» WHAT YOU NEED TO DO:
Output the full listing word for word.

» DATA ROWS:
START

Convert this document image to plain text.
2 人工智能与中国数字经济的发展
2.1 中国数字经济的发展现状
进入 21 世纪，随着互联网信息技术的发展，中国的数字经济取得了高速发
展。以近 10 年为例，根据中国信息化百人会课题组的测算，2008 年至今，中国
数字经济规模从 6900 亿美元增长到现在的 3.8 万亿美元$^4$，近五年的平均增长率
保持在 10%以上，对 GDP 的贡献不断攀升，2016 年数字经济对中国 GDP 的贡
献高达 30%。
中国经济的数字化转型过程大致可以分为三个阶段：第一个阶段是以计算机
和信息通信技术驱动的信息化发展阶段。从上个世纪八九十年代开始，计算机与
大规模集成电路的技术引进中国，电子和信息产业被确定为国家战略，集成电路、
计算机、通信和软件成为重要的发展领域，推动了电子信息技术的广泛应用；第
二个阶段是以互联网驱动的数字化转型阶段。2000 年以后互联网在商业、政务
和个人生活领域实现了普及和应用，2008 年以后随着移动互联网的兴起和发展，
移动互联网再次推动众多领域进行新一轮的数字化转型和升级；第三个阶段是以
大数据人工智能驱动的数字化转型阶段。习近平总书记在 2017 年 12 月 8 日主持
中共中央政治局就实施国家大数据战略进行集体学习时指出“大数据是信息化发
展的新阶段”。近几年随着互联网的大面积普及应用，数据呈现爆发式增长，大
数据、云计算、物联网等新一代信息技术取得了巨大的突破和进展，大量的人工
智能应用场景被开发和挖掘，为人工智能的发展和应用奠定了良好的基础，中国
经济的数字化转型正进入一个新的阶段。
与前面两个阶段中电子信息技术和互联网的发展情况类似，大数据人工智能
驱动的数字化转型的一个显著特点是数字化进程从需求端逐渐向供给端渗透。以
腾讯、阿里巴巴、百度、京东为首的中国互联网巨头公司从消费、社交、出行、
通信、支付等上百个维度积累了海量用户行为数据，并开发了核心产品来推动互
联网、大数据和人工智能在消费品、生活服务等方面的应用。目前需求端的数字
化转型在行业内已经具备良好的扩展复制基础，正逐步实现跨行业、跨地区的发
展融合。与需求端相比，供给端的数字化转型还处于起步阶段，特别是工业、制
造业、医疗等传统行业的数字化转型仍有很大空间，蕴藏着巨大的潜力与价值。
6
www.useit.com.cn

END

» ANSWER:
Convert this document image to plain text.
2 人工智能与中国数字经济的发展
2.1 中国数字经济的发展现状
进入 21 世纪，随着互联网信息技术的发展，中国的数字经济取得了高速发
展。以近 10 年为例，根据中国信息化百人会课题组的测算，2008 年至今，中国
数字经济规模从 6900 亿美元增长到现在的 3.8 万亿美元$^4$，近五年的平均增长率
保持在 10%以上，对 GDP 的贡献不断攀升，2016 年数字经济对中国 GDP 的贡
献高达 30%。
中国经济的数字化转型过程大致可以分为三个阶段：第一个阶段是以计算机
和信息通信技术驱动的信息化发展阶段。从上个世纪八九十年代开始，计算机与
大规模集成电路的技术引进中国，电子和信息产业被确定为国家战略，集成电路、
计算机、通信和软件成为重要的发展领域，推动了电子信息技术的广泛应用；第
二个阶段是以互联网驱动的数字化转型阶段。2000 年以后互联网在商业、政务
和个人生活领域实现了普及和应用，2008 年以后随着移动互联网的兴起和发展，
移动互联网再次推动众多领域进行新一轮的数字化转型和升级；第三个阶段是以
大数据人工智能驱动的数字化转型阶段。习近平总书记在 2017 年 12 月 8 日主持
中共中央政治局就实施国家大数据战略进行集体学习时指出“大数据是信息化发
展的新阶段”。近几年随着互联网的大面积普及应用，数据呈现爆发式增长，大
数据、云计算、物联网等新一代信息技术取得了巨大的突破和进展，大量的人工
智能应用场景被开发和挖掘，为人工智能的发展和应用奠定了良好的基础，中国
经济的数字化转型正进入一个新的阶段。
与前面两个阶段中电子信息技术和互联网的发展情况类似，大数据人工智能
驱动的数字化转型的一个显著特点是数字化进程从需求端逐渐向供给端渗透。以
腾讯、阿里巴巴、百度、京东为首的中国互联网巨头公司从消费、社交、出行、
通信、支付等上百个维度积累了海量用户行为数据，并开发了核心产品来推动互
联网、大数据和人工智能在消费品、生活服务等方面的应用。目前需求端的数字
化转型在行业内已经具备良好的扩展复制基础，正逐步实现跨行业、跨地区的发
展融合。与需求端相比，供给端的数字化转型还处于起步阶段，特别是工业、制
造业、医疗等传统行业的数字化转型仍有很大空间，蕴藏着巨大的潜力与价值。
6
www.useit.com.cn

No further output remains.